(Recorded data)

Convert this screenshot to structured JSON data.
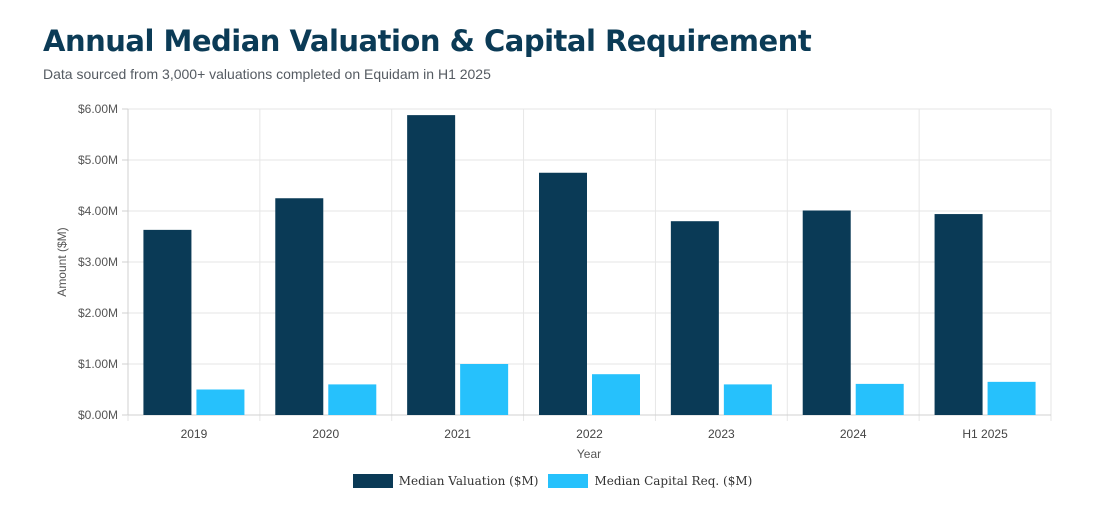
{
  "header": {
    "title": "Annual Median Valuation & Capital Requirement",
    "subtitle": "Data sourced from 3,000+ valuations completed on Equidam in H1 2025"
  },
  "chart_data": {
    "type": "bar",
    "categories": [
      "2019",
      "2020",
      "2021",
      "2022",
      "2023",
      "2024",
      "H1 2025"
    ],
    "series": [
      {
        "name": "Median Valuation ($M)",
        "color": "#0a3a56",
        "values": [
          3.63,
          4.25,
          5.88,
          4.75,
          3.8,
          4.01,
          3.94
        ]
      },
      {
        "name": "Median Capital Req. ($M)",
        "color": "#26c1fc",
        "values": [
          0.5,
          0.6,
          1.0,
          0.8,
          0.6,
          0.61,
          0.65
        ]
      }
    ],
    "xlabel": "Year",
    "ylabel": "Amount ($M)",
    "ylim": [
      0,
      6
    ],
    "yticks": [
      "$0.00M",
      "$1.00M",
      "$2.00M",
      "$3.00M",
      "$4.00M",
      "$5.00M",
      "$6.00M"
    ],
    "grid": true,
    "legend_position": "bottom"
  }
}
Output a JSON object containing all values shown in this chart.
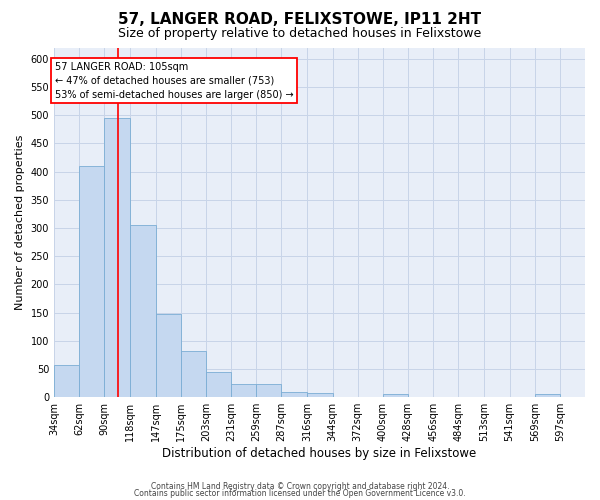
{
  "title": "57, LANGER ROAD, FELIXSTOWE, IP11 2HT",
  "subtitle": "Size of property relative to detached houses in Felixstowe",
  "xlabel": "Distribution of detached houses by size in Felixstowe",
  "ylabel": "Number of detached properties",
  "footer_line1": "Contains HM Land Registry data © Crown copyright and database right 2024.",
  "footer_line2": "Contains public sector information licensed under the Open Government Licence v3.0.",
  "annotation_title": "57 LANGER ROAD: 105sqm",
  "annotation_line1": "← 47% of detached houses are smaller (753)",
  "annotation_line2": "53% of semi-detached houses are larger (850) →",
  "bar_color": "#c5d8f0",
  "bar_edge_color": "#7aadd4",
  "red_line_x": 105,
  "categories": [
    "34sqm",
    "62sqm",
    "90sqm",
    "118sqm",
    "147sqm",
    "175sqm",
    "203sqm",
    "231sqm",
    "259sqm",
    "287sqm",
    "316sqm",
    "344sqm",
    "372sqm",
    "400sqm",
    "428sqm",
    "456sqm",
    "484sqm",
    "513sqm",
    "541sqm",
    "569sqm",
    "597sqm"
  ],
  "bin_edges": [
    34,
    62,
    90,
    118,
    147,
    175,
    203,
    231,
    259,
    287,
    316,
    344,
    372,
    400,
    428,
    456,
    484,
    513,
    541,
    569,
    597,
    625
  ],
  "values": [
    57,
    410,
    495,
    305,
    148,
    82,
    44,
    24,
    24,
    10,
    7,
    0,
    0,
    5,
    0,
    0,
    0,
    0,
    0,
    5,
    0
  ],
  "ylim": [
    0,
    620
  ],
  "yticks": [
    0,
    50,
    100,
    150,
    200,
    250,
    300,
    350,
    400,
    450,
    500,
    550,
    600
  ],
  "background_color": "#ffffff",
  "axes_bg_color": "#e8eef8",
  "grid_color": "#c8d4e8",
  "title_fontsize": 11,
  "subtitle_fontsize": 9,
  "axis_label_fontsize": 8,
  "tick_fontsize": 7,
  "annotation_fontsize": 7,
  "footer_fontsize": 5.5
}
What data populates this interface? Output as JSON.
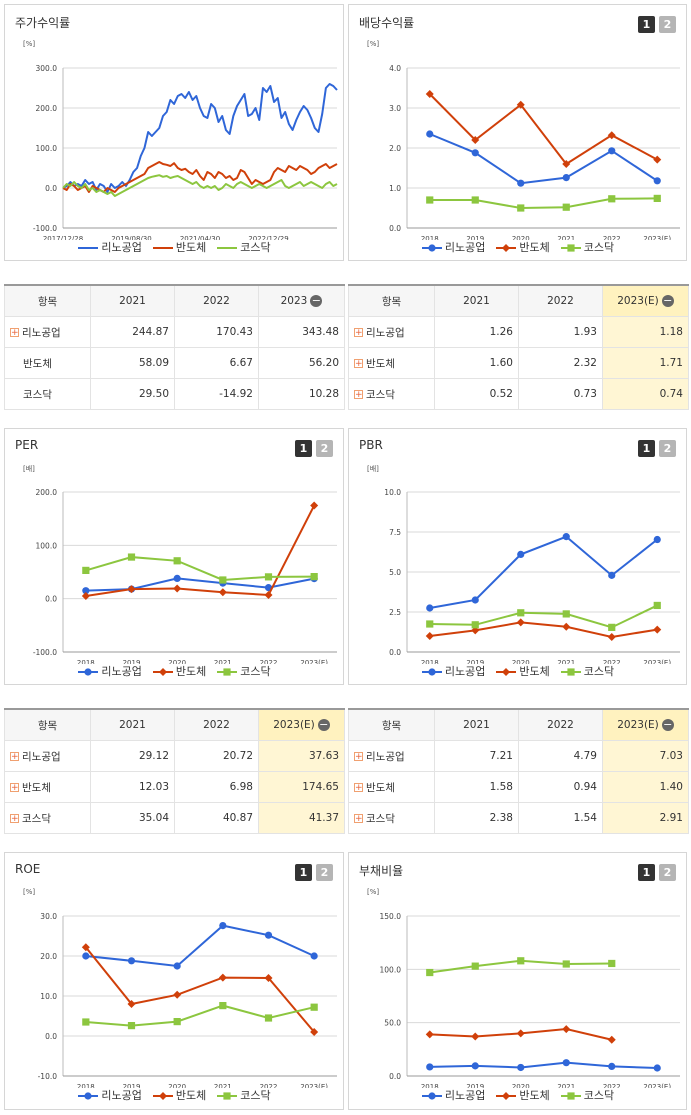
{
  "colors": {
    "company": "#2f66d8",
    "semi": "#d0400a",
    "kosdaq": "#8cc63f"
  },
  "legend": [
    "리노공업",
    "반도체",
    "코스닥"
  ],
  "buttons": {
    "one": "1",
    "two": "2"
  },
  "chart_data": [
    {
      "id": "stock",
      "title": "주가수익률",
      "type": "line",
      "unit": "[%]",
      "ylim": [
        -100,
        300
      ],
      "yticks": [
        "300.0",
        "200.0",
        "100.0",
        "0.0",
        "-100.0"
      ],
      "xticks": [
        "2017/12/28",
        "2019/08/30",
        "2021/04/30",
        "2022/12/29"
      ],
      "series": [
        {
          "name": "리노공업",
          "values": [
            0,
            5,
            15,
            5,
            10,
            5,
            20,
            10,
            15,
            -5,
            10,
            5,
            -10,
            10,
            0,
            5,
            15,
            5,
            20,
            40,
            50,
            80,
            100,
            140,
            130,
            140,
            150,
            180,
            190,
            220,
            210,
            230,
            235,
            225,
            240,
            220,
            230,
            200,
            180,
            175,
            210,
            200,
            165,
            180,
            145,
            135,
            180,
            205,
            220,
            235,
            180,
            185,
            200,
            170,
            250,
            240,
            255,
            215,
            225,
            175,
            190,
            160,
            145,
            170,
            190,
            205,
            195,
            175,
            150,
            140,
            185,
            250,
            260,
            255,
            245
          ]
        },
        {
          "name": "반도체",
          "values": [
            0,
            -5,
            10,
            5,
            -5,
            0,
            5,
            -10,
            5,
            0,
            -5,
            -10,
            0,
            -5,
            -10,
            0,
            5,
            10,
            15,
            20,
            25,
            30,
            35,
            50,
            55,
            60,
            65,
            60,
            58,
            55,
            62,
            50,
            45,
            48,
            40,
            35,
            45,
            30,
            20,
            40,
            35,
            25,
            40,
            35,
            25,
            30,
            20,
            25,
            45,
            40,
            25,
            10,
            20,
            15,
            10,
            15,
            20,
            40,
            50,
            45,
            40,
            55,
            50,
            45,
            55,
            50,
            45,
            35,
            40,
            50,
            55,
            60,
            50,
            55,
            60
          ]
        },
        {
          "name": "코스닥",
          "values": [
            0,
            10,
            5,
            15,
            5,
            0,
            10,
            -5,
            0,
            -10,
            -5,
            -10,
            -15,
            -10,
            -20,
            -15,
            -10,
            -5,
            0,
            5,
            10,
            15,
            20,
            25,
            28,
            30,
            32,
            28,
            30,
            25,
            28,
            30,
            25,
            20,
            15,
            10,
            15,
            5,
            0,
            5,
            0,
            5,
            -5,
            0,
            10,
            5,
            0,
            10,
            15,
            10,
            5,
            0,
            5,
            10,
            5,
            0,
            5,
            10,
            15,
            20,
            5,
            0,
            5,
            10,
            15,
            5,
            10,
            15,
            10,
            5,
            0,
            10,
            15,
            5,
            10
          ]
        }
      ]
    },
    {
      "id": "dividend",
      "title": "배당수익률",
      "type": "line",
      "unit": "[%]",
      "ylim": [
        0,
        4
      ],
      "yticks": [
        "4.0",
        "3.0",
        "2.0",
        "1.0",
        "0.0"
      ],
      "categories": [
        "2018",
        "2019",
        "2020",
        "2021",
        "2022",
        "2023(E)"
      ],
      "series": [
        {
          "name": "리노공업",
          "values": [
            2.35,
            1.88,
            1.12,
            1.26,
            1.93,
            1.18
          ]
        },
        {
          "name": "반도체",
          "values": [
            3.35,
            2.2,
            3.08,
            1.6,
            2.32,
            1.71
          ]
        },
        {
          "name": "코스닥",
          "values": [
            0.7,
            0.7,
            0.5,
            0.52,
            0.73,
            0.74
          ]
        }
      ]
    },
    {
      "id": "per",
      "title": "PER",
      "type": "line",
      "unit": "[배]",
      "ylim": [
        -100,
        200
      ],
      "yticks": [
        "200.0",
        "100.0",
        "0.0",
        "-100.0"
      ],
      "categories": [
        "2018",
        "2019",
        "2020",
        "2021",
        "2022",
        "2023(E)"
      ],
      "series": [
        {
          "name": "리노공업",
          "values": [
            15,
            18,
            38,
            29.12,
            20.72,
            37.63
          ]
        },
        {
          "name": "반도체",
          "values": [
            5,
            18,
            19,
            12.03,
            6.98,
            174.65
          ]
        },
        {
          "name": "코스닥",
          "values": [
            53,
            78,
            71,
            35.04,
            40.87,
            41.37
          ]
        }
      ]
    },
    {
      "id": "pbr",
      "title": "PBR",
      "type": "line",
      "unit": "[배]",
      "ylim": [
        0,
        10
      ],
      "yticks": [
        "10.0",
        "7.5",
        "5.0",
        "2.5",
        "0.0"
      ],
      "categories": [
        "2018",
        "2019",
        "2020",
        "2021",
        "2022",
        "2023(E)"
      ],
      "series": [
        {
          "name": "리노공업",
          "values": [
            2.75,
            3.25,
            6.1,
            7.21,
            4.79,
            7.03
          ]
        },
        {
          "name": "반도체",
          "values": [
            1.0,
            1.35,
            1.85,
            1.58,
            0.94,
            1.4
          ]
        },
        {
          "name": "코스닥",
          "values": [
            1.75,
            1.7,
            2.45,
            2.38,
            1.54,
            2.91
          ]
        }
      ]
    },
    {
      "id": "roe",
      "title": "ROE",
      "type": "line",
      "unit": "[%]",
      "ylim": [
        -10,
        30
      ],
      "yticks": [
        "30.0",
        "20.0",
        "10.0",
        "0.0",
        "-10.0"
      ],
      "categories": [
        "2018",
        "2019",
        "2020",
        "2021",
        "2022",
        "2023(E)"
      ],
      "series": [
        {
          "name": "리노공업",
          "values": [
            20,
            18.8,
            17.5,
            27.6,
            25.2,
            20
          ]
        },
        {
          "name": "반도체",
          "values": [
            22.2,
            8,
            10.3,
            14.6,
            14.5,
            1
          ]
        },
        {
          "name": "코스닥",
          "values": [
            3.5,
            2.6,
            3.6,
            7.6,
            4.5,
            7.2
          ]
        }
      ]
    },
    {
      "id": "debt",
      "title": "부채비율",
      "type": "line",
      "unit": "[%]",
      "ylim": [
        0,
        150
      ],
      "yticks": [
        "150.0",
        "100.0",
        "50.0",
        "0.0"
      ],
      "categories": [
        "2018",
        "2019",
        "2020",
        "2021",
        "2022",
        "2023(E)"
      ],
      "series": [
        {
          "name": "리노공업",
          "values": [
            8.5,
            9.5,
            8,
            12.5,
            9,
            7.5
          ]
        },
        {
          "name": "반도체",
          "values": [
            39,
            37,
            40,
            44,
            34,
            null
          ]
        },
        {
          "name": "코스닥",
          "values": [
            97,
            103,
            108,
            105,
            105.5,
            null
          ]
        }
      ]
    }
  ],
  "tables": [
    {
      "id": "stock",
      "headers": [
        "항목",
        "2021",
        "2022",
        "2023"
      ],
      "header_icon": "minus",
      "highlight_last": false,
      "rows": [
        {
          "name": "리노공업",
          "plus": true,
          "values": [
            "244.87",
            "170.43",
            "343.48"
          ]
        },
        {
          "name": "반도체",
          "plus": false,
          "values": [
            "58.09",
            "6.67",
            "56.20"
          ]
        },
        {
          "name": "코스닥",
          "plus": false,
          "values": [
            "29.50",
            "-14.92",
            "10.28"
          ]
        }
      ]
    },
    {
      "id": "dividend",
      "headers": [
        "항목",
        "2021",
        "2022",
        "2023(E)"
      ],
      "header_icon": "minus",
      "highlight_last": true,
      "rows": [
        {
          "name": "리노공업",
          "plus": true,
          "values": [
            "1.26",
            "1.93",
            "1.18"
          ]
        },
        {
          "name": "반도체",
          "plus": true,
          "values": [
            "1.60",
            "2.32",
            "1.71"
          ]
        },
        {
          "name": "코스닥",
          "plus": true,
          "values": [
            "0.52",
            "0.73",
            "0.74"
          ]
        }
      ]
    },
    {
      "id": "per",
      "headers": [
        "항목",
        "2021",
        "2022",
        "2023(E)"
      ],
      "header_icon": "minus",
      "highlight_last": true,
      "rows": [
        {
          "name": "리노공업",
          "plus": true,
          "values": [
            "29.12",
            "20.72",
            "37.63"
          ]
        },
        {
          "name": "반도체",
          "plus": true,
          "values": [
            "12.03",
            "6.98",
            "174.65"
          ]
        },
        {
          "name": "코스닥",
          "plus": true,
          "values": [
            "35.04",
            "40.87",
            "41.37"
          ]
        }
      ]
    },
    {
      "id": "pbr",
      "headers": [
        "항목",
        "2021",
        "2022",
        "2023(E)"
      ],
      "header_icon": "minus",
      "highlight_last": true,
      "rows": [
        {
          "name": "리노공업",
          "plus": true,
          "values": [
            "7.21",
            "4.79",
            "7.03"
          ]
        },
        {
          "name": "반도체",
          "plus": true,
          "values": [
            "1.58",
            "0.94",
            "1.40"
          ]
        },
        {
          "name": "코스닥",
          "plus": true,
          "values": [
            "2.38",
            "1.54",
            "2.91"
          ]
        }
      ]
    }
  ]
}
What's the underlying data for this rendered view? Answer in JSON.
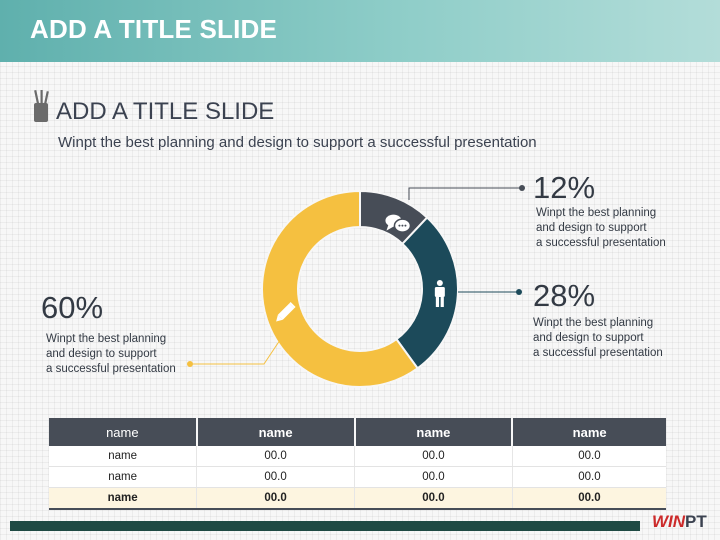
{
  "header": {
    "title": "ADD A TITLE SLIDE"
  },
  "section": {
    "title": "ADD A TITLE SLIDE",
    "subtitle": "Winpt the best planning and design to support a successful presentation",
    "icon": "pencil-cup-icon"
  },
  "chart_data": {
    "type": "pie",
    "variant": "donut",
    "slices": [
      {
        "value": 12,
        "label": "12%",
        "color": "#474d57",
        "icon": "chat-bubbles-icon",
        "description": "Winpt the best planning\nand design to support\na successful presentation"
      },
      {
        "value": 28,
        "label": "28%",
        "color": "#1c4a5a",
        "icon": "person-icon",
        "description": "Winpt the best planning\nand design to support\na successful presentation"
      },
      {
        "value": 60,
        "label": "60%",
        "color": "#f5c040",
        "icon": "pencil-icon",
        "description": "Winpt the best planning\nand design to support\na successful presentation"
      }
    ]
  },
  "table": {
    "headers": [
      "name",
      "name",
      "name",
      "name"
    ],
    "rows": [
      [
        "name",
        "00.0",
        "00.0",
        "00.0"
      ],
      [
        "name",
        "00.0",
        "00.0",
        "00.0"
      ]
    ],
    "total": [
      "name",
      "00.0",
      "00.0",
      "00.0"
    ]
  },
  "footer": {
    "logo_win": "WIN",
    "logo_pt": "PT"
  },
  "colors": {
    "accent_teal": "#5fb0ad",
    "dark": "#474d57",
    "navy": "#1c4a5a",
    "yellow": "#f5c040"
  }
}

● **Stated goal**
Copy every line in the listing above where the string "houses" turns up.

● **Correct output**
  "subtitle": "Size of property relative to detached houses in Felixstowe",
  "xlabel": "Distribution of detached houses by size in Felixstowe",
  "annotation_line1": "← 47% of detached houses are smaller (753)",
  "annotation_line2": "53% of semi-detached houses are larger (850) →",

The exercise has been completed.